━━━━━ Given entries ━━━━━
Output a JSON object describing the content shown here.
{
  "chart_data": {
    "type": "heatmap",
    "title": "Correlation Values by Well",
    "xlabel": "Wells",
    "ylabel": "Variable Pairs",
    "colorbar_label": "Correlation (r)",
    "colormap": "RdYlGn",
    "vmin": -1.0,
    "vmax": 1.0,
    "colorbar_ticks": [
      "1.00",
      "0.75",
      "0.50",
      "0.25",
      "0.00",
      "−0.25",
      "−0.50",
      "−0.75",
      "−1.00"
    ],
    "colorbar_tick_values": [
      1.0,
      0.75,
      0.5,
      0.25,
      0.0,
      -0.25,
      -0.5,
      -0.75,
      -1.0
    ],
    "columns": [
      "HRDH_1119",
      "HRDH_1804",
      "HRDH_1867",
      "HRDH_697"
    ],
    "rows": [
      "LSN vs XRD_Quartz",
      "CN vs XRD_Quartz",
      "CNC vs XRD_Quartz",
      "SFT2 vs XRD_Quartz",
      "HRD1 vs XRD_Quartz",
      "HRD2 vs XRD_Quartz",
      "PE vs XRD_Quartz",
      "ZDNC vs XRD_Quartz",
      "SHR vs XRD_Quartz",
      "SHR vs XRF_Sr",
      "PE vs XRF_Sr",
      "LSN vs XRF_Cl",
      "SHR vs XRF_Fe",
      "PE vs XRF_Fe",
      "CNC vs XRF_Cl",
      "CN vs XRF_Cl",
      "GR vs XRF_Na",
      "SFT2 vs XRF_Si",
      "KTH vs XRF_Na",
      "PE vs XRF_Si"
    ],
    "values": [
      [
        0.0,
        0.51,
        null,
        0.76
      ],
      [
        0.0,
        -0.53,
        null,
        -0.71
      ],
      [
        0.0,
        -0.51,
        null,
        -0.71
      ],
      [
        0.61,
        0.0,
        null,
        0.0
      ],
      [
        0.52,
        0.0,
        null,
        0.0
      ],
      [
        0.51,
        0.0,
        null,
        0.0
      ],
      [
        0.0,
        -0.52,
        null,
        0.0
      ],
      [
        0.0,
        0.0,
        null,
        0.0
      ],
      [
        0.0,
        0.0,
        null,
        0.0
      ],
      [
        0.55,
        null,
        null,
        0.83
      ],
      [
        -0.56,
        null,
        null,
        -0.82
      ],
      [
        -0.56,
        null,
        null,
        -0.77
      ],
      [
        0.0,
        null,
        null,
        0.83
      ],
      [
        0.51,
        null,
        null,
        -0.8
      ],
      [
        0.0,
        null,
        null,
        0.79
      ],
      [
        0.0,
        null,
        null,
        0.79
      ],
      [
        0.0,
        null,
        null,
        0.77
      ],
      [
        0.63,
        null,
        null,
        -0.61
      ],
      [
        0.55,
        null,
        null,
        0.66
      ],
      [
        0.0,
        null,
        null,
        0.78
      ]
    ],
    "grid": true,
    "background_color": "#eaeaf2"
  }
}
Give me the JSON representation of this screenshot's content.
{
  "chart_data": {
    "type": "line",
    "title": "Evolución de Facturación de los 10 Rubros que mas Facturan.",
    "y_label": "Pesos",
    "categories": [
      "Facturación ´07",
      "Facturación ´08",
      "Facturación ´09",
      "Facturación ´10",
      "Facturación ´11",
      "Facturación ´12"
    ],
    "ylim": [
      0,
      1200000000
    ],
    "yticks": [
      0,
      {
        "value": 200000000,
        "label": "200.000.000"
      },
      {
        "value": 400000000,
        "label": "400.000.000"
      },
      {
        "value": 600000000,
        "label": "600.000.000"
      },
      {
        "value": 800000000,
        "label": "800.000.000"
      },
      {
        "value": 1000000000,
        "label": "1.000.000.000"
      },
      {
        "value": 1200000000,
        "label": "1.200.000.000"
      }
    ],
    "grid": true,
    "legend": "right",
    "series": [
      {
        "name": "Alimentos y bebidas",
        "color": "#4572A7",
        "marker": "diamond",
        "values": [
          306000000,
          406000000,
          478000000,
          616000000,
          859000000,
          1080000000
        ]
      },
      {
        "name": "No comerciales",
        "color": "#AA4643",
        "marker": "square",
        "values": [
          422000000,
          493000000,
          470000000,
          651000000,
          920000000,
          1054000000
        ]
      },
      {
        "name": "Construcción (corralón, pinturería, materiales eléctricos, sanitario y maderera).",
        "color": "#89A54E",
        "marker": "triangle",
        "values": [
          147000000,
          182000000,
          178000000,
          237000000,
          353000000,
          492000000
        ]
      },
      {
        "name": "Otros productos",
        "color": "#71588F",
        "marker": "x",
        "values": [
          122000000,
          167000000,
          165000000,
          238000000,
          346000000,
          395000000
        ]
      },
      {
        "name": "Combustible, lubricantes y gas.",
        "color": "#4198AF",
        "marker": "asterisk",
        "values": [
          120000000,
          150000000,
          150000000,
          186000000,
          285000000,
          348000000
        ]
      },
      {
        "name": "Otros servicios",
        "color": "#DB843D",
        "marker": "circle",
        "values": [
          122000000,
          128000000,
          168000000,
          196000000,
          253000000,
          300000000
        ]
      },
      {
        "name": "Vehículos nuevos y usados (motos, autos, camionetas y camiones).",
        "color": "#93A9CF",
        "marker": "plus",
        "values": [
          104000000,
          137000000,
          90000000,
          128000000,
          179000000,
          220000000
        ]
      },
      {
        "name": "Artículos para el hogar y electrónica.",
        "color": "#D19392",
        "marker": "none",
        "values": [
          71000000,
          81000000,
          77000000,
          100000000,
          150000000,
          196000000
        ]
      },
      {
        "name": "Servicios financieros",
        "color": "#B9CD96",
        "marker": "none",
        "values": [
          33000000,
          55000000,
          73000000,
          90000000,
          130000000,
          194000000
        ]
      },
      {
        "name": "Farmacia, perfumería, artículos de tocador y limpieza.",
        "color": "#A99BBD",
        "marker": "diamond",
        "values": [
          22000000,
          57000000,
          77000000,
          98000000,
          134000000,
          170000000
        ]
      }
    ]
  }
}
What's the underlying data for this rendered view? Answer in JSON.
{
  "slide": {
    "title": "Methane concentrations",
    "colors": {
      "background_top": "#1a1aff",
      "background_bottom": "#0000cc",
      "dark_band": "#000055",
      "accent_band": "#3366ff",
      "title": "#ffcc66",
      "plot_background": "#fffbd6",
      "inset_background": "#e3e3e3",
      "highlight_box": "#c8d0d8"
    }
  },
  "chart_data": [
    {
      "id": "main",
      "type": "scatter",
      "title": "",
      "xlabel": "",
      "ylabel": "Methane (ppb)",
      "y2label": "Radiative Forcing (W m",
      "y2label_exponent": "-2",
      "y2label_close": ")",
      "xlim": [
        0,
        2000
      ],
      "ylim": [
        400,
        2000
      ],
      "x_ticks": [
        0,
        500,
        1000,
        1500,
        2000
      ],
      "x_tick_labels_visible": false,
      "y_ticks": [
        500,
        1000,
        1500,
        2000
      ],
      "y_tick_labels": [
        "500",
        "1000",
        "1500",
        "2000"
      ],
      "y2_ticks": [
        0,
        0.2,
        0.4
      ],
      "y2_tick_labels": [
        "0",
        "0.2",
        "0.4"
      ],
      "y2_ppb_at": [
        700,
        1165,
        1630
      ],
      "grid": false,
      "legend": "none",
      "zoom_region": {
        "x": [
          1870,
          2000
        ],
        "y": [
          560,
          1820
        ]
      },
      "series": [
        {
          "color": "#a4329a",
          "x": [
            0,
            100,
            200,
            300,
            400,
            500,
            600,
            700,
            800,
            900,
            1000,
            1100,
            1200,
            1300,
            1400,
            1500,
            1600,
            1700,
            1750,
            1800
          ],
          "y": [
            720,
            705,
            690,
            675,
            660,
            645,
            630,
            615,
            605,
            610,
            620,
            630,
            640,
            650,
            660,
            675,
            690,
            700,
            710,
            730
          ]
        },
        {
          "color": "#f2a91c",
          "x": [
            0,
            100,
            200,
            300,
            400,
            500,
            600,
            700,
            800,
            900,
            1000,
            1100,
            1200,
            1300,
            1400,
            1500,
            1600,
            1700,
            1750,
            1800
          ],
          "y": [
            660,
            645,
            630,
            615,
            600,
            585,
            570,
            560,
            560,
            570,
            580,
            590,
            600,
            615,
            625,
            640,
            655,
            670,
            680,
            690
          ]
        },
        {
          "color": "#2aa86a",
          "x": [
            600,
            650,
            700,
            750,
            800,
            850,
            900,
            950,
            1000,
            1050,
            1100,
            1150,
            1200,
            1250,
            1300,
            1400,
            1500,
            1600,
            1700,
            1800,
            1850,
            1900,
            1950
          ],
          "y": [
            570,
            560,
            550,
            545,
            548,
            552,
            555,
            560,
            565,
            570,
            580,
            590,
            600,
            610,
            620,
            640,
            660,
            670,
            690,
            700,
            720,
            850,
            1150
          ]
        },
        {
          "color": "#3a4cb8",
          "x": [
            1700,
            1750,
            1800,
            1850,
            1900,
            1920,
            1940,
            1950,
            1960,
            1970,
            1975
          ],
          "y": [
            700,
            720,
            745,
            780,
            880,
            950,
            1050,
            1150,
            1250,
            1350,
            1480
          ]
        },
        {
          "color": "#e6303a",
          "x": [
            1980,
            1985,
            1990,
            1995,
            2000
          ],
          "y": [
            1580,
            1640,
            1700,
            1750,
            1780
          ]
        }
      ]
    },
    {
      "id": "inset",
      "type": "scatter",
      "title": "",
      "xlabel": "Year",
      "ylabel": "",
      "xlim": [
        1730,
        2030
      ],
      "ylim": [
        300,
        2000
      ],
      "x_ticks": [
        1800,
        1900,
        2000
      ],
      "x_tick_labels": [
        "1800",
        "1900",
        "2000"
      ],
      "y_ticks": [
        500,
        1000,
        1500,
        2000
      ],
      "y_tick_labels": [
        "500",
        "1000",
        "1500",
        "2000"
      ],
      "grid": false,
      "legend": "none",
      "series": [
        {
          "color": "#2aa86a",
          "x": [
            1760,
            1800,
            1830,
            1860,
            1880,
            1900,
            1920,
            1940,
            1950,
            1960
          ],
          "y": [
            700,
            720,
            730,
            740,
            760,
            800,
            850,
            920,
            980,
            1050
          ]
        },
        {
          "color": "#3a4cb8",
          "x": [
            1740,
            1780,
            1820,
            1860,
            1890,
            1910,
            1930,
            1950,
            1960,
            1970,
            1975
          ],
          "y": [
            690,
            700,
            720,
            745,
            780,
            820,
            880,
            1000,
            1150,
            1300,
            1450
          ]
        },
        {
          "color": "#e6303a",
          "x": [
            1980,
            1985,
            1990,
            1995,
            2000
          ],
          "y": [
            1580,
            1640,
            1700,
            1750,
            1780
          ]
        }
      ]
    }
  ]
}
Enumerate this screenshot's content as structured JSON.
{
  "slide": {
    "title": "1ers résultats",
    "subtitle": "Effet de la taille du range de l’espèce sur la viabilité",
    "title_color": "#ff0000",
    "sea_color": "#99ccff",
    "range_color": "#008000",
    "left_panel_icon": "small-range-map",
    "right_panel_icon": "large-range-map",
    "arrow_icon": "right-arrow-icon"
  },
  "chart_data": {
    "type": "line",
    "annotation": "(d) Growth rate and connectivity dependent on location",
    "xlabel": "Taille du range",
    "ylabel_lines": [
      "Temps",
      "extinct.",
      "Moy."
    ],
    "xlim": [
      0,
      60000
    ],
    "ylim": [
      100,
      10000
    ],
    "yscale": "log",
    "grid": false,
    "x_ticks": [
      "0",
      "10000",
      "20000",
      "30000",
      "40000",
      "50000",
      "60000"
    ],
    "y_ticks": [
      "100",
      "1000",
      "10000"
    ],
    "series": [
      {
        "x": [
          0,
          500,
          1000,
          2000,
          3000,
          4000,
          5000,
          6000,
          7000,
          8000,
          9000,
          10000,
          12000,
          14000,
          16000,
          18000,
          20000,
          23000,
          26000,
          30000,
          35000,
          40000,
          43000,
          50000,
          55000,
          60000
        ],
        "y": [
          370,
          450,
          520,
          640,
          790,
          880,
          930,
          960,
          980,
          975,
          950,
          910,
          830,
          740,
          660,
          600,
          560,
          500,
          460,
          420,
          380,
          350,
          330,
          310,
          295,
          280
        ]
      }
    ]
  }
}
━━━━━
Written request
Pull out each line of the listing that holds the string "this".

Output
Give me the JSON representation of this screenshot's content.
What's the underlying data for this rendered view? Answer in JSON.
Enumerate this screenshot's content as structured JSON.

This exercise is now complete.